> **Short exercise**
Without altering anything, repeat each of the records.

■ ■ ■

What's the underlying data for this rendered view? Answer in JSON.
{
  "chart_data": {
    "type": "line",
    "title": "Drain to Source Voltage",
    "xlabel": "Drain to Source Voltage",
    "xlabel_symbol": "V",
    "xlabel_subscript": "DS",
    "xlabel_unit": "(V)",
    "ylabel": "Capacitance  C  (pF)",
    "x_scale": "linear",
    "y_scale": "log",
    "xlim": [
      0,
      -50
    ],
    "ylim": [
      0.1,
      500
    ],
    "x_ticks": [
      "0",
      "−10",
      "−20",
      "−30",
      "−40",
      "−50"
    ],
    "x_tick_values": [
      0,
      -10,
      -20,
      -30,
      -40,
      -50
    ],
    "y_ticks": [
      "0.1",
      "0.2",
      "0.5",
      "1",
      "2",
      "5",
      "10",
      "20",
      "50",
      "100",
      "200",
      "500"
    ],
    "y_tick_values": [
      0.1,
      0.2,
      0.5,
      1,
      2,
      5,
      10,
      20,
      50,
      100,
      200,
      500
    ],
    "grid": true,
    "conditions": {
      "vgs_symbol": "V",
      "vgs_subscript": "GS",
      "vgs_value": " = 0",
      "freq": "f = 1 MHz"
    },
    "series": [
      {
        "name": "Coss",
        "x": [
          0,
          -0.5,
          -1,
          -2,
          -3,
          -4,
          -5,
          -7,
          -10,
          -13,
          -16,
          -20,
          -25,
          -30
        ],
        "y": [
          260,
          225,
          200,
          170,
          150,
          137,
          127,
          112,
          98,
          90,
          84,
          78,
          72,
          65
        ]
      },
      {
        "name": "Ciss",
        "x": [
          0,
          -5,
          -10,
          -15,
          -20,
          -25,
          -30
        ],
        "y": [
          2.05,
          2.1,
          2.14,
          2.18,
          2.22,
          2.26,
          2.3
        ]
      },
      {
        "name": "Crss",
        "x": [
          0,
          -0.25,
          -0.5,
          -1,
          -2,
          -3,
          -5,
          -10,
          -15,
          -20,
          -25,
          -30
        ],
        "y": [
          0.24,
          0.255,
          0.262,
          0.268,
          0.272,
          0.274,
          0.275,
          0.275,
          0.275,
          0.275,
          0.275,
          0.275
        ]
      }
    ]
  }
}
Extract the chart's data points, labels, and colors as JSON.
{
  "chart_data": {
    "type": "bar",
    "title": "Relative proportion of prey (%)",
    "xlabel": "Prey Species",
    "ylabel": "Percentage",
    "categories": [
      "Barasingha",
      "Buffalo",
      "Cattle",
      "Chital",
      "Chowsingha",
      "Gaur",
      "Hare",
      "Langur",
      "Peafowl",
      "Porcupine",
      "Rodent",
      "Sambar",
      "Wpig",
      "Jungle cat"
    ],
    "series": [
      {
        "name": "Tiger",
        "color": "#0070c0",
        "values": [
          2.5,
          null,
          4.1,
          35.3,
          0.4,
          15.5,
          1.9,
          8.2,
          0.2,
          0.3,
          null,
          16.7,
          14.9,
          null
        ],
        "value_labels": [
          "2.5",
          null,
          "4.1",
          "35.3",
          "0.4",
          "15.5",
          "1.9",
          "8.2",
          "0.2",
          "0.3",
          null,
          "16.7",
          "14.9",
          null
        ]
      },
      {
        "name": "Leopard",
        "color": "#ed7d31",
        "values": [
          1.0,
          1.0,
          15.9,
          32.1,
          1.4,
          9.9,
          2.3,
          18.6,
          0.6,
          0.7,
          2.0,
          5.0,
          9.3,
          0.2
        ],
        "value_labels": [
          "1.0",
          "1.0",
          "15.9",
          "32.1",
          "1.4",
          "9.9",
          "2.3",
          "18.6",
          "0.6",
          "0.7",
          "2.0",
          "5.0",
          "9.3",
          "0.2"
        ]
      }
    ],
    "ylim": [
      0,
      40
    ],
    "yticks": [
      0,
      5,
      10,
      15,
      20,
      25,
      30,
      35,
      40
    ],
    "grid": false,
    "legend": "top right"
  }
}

■ ■ ■

> **Response to the task**
What's the underlying data for this rendered view? Answer in JSON.
{
  "chart_data": {
    "type": "line",
    "title": "Drain to Source Voltage",
    "xlabel": "Drain to Source Voltage",
    "xlabel_symbol": "V",
    "xlabel_subscript": "DS",
    "xlabel_unit": "(V)",
    "ylabel": "Capacitance  C  (pF)",
    "x_scale": "linear",
    "y_scale": "log",
    "xlim": [
      0,
      -50
    ],
    "ylim": [
      0.1,
      500
    ],
    "x_ticks": [
      "0",
      "−10",
      "−20",
      "−30",
      "−40",
      "−50"
    ],
    "x_tick_values": [
      0,
      -10,
      -20,
      -30,
      -40,
      -50
    ],
    "y_ticks": [
      "0.1",
      "0.2",
      "0.5",
      "1",
      "2",
      "5",
      "10",
      "20",
      "50",
      "100",
      "200",
      "500"
    ],
    "y_tick_values": [
      0.1,
      0.2,
      0.5,
      1,
      2,
      5,
      10,
      20,
      50,
      100,
      200,
      500
    ],
    "grid": true,
    "conditions": {
      "vgs_symbol": "V",
      "vgs_subscript": "GS",
      "vgs_value": " = 0",
      "freq": "f = 1 MHz"
    },
    "series": [
      {
        "name": "Coss",
        "x": [
          0,
          -0.5,
          -1,
          -2,
          -3,
          -4,
          -5,
          -7,
          -10,
          -13,
          -16,
          -20,
          -25,
          -30
        ],
        "y": [
          260,
          225,
          200,
          170,
          150,
          137,
          127,
          112,
          98,
          90,
          84,
          78,
          72,
          65
        ]
      },
      {
        "name": "Ciss",
        "x": [
          0,
          -5,
          -10,
          -15,
          -20,
          -25,
          -30
        ],
        "y": [
          2.05,
          2.1,
          2.14,
          2.18,
          2.22,
          2.26,
          2.3
        ]
      },
      {
        "name": "Crss",
        "x": [
          0,
          -0.25,
          -0.5,
          -1,
          -2,
          -3,
          -5,
          -10,
          -15,
          -20,
          -25,
          -30
        ],
        "y": [
          0.24,
          0.255,
          0.262,
          0.268,
          0.272,
          0.274,
          0.275,
          0.275,
          0.275,
          0.275,
          0.275,
          0.275
        ]
      }
    ]
  }
}
Extract the chart's data points, labels, and colors as JSON.
{
  "chart_data": {
    "type": "bar",
    "title": "Relative proportion of prey (%)",
    "xlabel": "Prey Species",
    "ylabel": "Percentage",
    "categories": [
      "Barasingha",
      "Buffalo",
      "Cattle",
      "Chital",
      "Chowsingha",
      "Gaur",
      "Hare",
      "Langur",
      "Peafowl",
      "Porcupine",
      "Rodent",
      "Sambar",
      "Wpig",
      "Jungle cat"
    ],
    "series": [
      {
        "name": "Tiger",
        "color": "#0070c0",
        "values": [
          2.5,
          null,
          4.1,
          35.3,
          0.4,
          15.5,
          1.9,
          8.2,
          0.2,
          0.3,
          null,
          16.7,
          14.9,
          null
        ],
        "value_labels": [
          "2.5",
          null,
          "4.1",
          "35.3",
          "0.4",
          "15.5",
          "1.9",
          "8.2",
          "0.2",
          "0.3",
          null,
          "16.7",
          "14.9",
          null
        ]
      },
      {
        "name": "Leopard",
        "color": "#ed7d31",
        "values": [
          1.0,
          1.0,
          15.9,
          32.1,
          1.4,
          9.9,
          2.3,
          18.6,
          0.6,
          0.7,
          2.0,
          5.0,
          9.3,
          0.2
        ],
        "value_labels": [
          "1.0",
          "1.0",
          "15.9",
          "32.1",
          "1.4",
          "9.9",
          "2.3",
          "18.6",
          "0.6",
          "0.7",
          "2.0",
          "5.0",
          "9.3",
          "0.2"
        ]
      }
    ],
    "ylim": [
      0,
      40
    ],
    "yticks": [
      0,
      5,
      10,
      15,
      20,
      25,
      30,
      35,
      40
    ],
    "grid": false,
    "legend": "top right"
  }
}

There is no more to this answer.